> [Given request]:
Identify, in the records below, every line where the string "người" appears, and copy each such line.

> [Recorded data]:
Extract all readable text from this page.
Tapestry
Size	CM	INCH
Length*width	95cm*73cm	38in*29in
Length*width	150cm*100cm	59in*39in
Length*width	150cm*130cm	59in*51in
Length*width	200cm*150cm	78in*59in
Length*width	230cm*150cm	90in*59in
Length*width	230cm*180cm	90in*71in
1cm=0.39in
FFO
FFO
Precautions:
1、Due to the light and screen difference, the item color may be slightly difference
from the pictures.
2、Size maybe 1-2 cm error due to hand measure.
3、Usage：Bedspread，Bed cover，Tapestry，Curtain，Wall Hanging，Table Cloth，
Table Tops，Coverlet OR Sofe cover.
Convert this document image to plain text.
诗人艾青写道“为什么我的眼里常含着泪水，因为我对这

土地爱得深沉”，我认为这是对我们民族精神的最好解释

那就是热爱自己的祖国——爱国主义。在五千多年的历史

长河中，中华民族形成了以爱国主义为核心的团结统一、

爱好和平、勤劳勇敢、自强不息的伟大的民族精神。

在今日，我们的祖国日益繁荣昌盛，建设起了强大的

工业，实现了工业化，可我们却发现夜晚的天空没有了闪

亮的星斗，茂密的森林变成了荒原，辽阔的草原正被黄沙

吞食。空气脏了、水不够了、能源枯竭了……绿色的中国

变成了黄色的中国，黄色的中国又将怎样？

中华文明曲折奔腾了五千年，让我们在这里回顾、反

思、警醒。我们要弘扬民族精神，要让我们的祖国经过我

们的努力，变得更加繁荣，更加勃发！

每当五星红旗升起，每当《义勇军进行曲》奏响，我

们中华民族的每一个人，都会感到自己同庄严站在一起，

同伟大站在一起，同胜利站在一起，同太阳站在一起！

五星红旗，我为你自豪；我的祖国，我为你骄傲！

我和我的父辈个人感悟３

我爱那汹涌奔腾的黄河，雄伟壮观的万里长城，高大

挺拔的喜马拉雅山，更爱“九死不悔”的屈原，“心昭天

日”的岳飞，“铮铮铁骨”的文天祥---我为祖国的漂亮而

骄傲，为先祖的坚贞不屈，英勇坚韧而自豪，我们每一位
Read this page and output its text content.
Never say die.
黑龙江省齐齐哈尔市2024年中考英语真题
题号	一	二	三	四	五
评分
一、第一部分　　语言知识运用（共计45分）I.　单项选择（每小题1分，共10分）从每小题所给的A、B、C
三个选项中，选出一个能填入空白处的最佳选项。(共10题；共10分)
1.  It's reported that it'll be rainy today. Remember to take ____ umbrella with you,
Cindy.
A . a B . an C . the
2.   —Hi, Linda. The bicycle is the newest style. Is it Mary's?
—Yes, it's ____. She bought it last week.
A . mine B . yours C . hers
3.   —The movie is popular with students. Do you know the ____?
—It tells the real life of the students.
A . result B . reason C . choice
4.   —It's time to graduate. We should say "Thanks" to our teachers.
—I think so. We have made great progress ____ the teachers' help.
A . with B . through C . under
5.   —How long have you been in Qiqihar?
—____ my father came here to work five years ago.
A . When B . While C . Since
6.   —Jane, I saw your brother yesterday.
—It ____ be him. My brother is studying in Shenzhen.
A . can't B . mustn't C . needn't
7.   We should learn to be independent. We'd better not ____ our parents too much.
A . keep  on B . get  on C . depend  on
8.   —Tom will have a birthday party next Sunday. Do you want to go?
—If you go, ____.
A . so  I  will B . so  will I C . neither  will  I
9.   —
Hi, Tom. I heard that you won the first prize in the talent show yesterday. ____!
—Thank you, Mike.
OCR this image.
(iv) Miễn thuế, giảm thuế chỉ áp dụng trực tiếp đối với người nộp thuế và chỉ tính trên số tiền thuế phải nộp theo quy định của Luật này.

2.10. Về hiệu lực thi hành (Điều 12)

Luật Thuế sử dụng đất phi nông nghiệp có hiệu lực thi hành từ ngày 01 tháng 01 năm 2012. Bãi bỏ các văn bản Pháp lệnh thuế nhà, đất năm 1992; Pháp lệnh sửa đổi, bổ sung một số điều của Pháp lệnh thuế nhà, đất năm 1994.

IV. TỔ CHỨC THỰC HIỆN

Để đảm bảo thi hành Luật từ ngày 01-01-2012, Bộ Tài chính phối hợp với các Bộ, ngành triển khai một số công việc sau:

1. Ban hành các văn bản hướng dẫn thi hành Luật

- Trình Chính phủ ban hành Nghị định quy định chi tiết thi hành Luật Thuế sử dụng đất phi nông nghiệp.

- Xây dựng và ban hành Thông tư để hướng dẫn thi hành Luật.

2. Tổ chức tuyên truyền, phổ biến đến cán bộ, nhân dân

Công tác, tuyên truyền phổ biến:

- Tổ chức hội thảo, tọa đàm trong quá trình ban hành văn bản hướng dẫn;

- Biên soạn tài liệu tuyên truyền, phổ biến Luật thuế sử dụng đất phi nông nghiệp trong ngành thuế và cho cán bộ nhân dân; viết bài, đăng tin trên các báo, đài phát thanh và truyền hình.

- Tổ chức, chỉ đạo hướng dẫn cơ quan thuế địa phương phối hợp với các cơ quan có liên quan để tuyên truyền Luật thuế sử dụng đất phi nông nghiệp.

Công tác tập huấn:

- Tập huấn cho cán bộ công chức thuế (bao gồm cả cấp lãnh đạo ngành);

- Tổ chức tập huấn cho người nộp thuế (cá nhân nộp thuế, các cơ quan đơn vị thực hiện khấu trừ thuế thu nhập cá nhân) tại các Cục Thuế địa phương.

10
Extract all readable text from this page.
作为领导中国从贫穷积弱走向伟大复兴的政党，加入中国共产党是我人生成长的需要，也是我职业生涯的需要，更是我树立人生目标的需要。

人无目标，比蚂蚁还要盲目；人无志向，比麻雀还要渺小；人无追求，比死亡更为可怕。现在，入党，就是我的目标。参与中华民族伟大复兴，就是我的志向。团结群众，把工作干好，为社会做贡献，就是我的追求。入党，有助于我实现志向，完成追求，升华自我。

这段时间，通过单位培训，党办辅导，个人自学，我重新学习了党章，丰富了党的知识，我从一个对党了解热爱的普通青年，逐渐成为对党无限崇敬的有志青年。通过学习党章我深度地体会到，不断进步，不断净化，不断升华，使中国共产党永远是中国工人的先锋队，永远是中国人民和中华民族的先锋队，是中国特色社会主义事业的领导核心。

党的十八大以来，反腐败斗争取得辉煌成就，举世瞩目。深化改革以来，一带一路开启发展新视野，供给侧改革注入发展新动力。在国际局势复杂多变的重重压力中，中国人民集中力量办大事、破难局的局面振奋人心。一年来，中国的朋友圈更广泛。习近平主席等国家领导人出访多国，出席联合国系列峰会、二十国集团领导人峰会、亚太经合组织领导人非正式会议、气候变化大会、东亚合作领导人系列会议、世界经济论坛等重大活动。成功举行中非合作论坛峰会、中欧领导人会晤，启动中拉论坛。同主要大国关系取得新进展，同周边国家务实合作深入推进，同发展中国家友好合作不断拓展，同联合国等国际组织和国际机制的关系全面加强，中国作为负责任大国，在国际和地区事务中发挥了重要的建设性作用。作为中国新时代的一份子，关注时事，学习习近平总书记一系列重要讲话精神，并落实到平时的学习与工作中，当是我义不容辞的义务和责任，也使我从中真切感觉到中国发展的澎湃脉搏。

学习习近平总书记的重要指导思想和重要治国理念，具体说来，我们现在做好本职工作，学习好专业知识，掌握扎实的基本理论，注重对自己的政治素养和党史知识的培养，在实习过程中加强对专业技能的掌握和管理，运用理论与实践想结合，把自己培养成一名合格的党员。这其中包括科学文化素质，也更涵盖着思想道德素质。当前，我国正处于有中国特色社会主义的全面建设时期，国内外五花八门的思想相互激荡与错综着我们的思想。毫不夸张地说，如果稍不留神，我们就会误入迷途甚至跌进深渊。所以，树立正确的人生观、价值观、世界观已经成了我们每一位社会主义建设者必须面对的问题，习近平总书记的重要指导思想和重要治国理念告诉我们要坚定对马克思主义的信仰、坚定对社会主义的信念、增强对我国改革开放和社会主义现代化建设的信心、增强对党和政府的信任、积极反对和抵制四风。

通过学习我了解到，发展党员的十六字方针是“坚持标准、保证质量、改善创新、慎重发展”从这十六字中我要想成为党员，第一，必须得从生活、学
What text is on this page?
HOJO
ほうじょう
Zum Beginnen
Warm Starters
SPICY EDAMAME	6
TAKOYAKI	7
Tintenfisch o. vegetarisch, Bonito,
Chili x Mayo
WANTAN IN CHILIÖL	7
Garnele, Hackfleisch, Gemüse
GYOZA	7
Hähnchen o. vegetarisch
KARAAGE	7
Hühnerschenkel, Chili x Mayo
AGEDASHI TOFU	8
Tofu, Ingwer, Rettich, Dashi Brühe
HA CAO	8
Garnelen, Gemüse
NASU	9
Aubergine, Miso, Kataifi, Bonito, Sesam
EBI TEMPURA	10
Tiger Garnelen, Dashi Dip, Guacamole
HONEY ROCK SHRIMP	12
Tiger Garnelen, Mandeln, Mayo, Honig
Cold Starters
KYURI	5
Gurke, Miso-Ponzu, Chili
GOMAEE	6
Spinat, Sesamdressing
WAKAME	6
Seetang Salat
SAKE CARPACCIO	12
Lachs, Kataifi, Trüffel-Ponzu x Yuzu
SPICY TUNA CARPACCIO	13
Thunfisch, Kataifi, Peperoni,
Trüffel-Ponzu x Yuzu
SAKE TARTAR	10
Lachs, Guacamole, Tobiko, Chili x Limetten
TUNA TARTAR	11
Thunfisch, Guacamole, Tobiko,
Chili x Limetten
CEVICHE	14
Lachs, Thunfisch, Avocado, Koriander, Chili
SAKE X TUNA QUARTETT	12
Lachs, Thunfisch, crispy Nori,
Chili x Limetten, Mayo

> [Result of the task]:
(iv) Miễn thuế, giảm thuế chỉ áp dụng trực tiếp đối với người nộp thuế và chỉ tính trên số tiền thuế phải nộp theo quy định của Luật này.
- Tổ chức tập huấn cho người nộp thuế (cá nhân nộp thuế, các cơ quan đơn vị thực hiện khấu trừ thuế thu nhập cá nhân) tại các Cục Thuế địa phương.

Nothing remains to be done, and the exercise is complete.